Part of a data file:

********************

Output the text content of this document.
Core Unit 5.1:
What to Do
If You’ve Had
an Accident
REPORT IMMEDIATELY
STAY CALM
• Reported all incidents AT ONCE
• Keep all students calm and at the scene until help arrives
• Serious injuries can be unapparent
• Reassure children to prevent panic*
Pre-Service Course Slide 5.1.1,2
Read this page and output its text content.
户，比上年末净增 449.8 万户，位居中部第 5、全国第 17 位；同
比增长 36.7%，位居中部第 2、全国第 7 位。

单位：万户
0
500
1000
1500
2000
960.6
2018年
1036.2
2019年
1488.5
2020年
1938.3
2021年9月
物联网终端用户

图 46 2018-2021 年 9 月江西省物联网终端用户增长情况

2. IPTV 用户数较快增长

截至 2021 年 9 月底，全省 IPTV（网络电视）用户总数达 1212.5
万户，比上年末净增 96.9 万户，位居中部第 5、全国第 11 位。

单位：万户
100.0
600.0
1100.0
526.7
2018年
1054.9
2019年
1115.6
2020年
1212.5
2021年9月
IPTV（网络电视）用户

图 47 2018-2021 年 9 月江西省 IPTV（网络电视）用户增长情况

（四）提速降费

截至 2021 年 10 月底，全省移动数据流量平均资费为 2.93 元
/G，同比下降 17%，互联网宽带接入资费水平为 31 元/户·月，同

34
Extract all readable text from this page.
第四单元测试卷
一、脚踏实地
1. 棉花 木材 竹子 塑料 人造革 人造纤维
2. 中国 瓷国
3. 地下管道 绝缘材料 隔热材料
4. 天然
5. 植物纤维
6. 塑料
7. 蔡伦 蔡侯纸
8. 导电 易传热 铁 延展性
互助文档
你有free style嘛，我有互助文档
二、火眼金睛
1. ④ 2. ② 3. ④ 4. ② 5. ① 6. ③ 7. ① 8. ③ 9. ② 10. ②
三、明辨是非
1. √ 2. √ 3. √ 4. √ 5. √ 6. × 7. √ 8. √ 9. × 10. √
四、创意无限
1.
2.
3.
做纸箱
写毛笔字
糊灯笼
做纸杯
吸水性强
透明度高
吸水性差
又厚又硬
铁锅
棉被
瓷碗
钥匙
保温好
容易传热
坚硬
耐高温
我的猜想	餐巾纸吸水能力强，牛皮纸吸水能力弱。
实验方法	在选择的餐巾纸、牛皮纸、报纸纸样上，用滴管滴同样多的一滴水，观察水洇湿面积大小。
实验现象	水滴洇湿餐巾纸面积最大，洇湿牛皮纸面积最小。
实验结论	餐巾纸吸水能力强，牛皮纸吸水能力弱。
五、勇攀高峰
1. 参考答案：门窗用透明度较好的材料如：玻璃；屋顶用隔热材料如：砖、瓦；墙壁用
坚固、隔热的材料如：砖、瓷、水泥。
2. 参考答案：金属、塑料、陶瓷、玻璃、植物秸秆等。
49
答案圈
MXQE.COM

********************

Stated goal - Locate the word "牛皮纸吸水能力弱" in the records above, and return each line that has it.

Right answer -
我的猜想	餐巾纸吸水能力强，牛皮纸吸水能力弱。
实验结论	餐巾纸吸水能力强，牛皮纸吸水能力弱。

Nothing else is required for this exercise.